begin PROVIDED DATA

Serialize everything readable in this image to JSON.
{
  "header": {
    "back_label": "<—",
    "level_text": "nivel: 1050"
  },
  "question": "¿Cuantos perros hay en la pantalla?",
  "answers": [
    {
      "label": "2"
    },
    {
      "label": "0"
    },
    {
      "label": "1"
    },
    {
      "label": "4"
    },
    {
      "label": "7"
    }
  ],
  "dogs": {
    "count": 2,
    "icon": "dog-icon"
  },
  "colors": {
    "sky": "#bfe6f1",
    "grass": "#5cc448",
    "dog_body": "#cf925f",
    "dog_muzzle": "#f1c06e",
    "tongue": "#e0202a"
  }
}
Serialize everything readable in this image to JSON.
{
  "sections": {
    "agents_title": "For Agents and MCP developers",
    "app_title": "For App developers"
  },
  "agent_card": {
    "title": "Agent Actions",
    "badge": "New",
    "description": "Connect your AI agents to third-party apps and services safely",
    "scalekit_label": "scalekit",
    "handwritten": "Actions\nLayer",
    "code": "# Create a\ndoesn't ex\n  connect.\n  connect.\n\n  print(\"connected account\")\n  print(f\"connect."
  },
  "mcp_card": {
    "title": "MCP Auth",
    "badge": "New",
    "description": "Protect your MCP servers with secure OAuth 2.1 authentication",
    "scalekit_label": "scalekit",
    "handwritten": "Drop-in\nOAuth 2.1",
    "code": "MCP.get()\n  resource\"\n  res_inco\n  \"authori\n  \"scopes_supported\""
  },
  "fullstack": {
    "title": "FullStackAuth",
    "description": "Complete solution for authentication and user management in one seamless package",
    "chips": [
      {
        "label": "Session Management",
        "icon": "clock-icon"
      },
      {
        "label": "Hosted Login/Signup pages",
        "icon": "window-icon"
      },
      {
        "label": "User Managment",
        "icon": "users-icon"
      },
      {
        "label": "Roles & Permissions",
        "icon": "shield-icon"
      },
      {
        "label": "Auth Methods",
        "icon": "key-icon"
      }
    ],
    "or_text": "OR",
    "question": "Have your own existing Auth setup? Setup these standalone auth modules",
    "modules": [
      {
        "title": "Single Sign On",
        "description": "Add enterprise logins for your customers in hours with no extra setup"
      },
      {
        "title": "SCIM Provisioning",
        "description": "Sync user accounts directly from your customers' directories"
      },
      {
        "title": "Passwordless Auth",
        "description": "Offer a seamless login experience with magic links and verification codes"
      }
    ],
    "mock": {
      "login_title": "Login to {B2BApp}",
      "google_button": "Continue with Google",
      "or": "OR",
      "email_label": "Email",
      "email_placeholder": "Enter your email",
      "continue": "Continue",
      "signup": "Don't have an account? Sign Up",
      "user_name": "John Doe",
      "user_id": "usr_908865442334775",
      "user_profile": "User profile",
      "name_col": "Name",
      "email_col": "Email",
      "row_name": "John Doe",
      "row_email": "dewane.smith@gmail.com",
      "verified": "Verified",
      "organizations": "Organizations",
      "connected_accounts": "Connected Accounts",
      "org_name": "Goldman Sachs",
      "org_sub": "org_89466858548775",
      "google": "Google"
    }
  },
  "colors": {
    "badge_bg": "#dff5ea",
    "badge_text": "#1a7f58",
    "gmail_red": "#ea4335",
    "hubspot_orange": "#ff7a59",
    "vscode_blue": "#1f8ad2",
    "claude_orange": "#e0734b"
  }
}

end PROVIDED DATA

__PROBLEM REQUIREMENTS__: Reproduce the listing in full. Keep it exactly as written.

__REPLY TO THE EXERCISE__:
Serialize everything readable in this image to JSON.
{
  "header": {
    "back_label": "<—",
    "level_text": "nivel: 1050"
  },
  "question": "¿Cuantos perros hay en la pantalla?",
  "answers": [
    {
      "label": "2"
    },
    {
      "label": "0"
    },
    {
      "label": "1"
    },
    {
      "label": "4"
    },
    {
      "label": "7"
    }
  ],
  "dogs": {
    "count": 2,
    "icon": "dog-icon"
  },
  "colors": {
    "sky": "#bfe6f1",
    "grass": "#5cc448",
    "dog_body": "#cf925f",
    "dog_muzzle": "#f1c06e",
    "tongue": "#e0202a"
  }
}
Serialize everything readable in this image to JSON.
{
  "sections": {
    "agents_title": "For Agents and MCP developers",
    "app_title": "For App developers"
  },
  "agent_card": {
    "title": "Agent Actions",
    "badge": "New",
    "description": "Connect your AI agents to third-party apps and services safely",
    "scalekit_label": "scalekit",
    "handwritten": "Actions\nLayer",
    "code": "# Create a\ndoesn't ex\n  connect.\n  connect.\n\n  print(\"connected account\")\n  print(f\"connect."
  },
  "mcp_card": {
    "title": "MCP Auth",
    "badge": "New",
    "description": "Protect your MCP servers with secure OAuth 2.1 authentication",
    "scalekit_label": "scalekit",
    "handwritten": "Drop-in\nOAuth 2.1",
    "code": "MCP.get()\n  resource\"\n  res_inco\n  \"authori\n  \"scopes_supported\""
  },
  "fullstack": {
    "title": "FullStackAuth",
    "description": "Complete solution for authentication and user management in one seamless package",
    "chips": [
      {
        "label": "Session Management",
        "icon": "clock-icon"
      },
      {
        "label": "Hosted Login/Signup pages",
        "icon": "window-icon"
      },
      {
        "label": "User Managment",
        "icon": "users-icon"
      },
      {
        "label": "Roles & Permissions",
        "icon": "shield-icon"
      },
      {
        "label": "Auth Methods",
        "icon": "key-icon"
      }
    ],
    "or_text": "OR",
    "question": "Have your own existing Auth setup? Setup these standalone auth modules",
    "modules": [
      {
        "title": "Single Sign On",
        "description": "Add enterprise logins for your customers in hours with no extra setup"
      },
      {
        "title": "SCIM Provisioning",
        "description": "Sync user accounts directly from your customers' directories"
      },
      {
        "title": "Passwordless Auth",
        "description": "Offer a seamless login experience with magic links and verification codes"
      }
    ],
    "mock": {
      "login_title": "Login to {B2BApp}",
      "google_button": "Continue with Google",
      "or": "OR",
      "email_label": "Email",
      "email_placeholder": "Enter your email",
      "continue": "Continue",
      "signup": "Don't have an account? Sign Up",
      "user_name": "John Doe",
      "user_id": "usr_908865442334775",
      "user_profile": "User profile",
      "name_col": "Name",
      "email_col": "Email",
      "row_name": "John Doe",
      "row_email": "dewane.smith@gmail.com",
      "verified": "Verified",
      "organizations": "Organizations",
      "connected_accounts": "Connected Accounts",
      "org_name": "Goldman Sachs",
      "org_sub": "org_89466858548775",
      "google": "Google"
    }
  },
  "colors": {
    "badge_bg": "#dff5ea",
    "badge_text": "#1a7f58",
    "gmail_red": "#ea4335",
    "hubspot_orange": "#ff7a59",
    "vscode_blue": "#1f8ad2",
    "claude_orange": "#e0734b"
  }
}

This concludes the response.